Brief:
What follows is a listing to be transcribed exactly.

Dataset entries on figures

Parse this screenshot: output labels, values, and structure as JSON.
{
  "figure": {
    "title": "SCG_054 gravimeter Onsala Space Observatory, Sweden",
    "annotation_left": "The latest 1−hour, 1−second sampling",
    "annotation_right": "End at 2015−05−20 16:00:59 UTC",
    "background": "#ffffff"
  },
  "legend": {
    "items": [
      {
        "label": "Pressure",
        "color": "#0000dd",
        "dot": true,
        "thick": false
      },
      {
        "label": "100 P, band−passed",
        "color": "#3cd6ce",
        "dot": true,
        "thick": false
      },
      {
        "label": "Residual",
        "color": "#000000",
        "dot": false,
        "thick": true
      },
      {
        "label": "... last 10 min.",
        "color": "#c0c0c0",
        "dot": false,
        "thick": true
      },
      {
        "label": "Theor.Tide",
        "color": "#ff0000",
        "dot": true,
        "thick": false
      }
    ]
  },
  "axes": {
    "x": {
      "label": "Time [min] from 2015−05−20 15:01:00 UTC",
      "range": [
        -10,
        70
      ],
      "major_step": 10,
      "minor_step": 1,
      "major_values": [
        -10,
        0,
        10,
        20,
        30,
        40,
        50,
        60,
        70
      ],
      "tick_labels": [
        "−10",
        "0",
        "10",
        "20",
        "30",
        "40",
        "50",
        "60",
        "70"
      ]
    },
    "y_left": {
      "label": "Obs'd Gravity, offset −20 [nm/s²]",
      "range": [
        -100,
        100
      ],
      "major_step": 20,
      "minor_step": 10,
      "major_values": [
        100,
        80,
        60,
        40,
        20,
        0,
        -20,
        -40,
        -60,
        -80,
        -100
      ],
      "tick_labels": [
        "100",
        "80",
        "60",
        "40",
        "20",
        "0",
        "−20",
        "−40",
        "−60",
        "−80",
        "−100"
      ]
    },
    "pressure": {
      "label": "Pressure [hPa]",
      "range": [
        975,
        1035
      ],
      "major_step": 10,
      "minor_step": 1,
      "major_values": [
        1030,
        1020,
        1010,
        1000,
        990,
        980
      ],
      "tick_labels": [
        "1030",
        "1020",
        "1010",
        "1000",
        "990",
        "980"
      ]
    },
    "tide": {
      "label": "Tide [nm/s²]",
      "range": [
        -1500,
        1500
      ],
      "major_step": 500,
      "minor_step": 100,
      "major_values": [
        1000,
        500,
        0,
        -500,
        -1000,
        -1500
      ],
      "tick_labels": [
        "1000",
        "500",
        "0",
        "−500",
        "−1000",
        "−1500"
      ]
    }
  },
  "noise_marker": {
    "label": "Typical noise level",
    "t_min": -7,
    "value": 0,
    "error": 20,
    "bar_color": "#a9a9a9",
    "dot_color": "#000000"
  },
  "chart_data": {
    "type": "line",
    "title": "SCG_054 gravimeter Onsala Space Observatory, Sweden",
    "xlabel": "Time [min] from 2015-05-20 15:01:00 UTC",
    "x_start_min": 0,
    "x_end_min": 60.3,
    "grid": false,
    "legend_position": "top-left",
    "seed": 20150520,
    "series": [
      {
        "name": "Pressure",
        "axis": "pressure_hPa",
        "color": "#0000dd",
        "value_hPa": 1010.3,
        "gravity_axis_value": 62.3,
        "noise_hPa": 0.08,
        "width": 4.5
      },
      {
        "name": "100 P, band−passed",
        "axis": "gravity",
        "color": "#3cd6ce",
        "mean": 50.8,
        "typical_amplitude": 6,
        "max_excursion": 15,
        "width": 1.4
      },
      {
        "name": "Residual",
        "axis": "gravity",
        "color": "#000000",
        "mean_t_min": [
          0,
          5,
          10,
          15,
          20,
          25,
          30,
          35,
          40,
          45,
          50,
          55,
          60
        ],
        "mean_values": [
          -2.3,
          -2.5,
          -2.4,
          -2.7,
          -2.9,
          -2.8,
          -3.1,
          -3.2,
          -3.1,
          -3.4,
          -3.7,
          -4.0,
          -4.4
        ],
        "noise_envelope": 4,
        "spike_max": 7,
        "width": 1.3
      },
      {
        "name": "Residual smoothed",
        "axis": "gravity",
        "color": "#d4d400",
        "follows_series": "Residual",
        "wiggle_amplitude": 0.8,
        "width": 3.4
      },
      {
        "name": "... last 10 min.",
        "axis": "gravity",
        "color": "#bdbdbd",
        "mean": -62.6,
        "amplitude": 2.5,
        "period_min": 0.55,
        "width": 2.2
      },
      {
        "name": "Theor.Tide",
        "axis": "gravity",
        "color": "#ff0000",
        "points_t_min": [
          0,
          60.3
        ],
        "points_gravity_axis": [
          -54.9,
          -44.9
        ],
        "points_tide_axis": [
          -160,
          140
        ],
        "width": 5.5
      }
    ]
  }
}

Answer to the problem:
Parse this screenshot: output labels, values, and structure as JSON.
{
  "figure": {
    "title": "SCG_054 gravimeter Onsala Space Observatory, Sweden",
    "annotation_left": "The latest 1−hour, 1−second sampling",
    "annotation_right": "End at 2015−05−20 16:00:59 UTC",
    "background": "#ffffff"
  },
  "legend": {
    "items": [
      {
        "label": "Pressure",
        "color": "#0000dd",
        "dot": true,
        "thick": false
      },
      {
        "label": "100 P, band−passed",
        "color": "#3cd6ce",
        "dot": true,
        "thick": false
      },
      {
        "label": "Residual",
        "color": "#000000",
        "dot": false,
        "thick": true
      },
      {
        "label": "... last 10 min.",
        "color": "#c0c0c0",
        "dot": false,
        "thick": true
      },
      {
        "label": "Theor.Tide",
        "color": "#ff0000",
        "dot": true,
        "thick": false
      }
    ]
  },
  "axes": {
    "x": {
      "label": "Time [min] from 2015−05−20 15:01:00 UTC",
      "range": [
        -10,
        70
      ],
      "major_step": 10,
      "minor_step": 1,
      "major_values": [
        -10,
        0,
        10,
        20,
        30,
        40,
        50,
        60,
        70
      ],
      "tick_labels": [
        "−10",
        "0",
        "10",
        "20",
        "30",
        "40",
        "50",
        "60",
        "70"
      ]
    },
    "y_left": {
      "label": "Obs'd Gravity, offset −20 [nm/s²]",
      "range": [
        -100,
        100
      ],
      "major_step": 20,
      "minor_step": 10,
      "major_values": [
        100,
        80,
        60,
        40,
        20,
        0,
        -20,
        -40,
        -60,
        -80,
        -100
      ],
      "tick_labels": [
        "100",
        "80",
        "60",
        "40",
        "20",
        "0",
        "−20",
        "−40",
        "−60",
        "−80",
        "−100"
      ]
    },
    "pressure": {
      "label": "Pressure [hPa]",
      "range": [
        975,
        1035
      ],
      "major_step": 10,
      "minor_step": 1,
      "major_values": [
        1030,
        1020,
        1010,
        1000,
        990,
        980
      ],
      "tick_labels": [
        "1030",
        "1020",
        "1010",
        "1000",
        "990",
        "980"
      ]
    },
    "tide": {
      "label": "Tide [nm/s²]",
      "range": [
        -1500,
        1500
      ],
      "major_step": 500,
      "minor_step": 100,
      "major_values": [
        1000,
        500,
        0,
        -500,
        -1000,
        -1500
      ],
      "tick_labels": [
        "1000",
        "500",
        "0",
        "−500",
        "−1000",
        "−1500"
      ]
    }
  },
  "noise_marker": {
    "label": "Typical noise level",
    "t_min": -7,
    "value": 0,
    "error": 20,
    "bar_color": "#a9a9a9",
    "dot_color": "#000000"
  },
  "chart_data": {
    "type": "line",
    "title": "SCG_054 gravimeter Onsala Space Observatory, Sweden",
    "xlabel": "Time [min] from 2015-05-20 15:01:00 UTC",
    "x_start_min": 0,
    "x_end_min": 60.3,
    "grid": false,
    "legend_position": "top-left",
    "seed": 20150520,
    "series": [
      {
        "name": "Pressure",
        "axis": "pressure_hPa",
        "color": "#0000dd",
        "value_hPa": 1010.3,
        "gravity_axis_value": 62.3,
        "noise_hPa": 0.08,
        "width": 4.5
      },
      {
        "name": "100 P, band−passed",
        "axis": "gravity",
        "color": "#3cd6ce",
        "mean": 50.8,
        "typical_amplitude": 6,
        "max_excursion": 15,
        "width": 1.4
      },
      {
        "name": "Residual",
        "axis": "gravity",
        "color": "#000000",
        "mean_t_min": [
          0,
          5,
          10,
          15,
          20,
          25,
          30,
          35,
          40,
          45,
          50,
          55,
          60
        ],
        "mean_values": [
          -2.3,
          -2.5,
          -2.4,
          -2.7,
          -2.9,
          -2.8,
          -3.1,
          -3.2,
          -3.1,
          -3.4,
          -3.7,
          -4.0,
          -4.4
        ],
        "noise_envelope": 4,
        "spike_max": 7,
        "width": 1.3
      },
      {
        "name": "Residual smoothed",
        "axis": "gravity",
        "color": "#d4d400",
        "follows_series": "Residual",
        "wiggle_amplitude": 0.8,
        "width": 3.4
      },
      {
        "name": "... last 10 min.",
        "axis": "gravity",
        "color": "#bdbdbd",
        "mean": -62.6,
        "amplitude": 2.5,
        "period_min": 0.55,
        "width": 2.2
      },
      {
        "name": "Theor.Tide",
        "axis": "gravity",
        "color": "#ff0000",
        "points_t_min": [
          0,
          60.3
        ],
        "points_gravity_axis": [
          -54.9,
          -44.9
        ],
        "points_tide_axis": [
          -160,
          140
        ],
        "width": 5.5
      }
    ]
  }
}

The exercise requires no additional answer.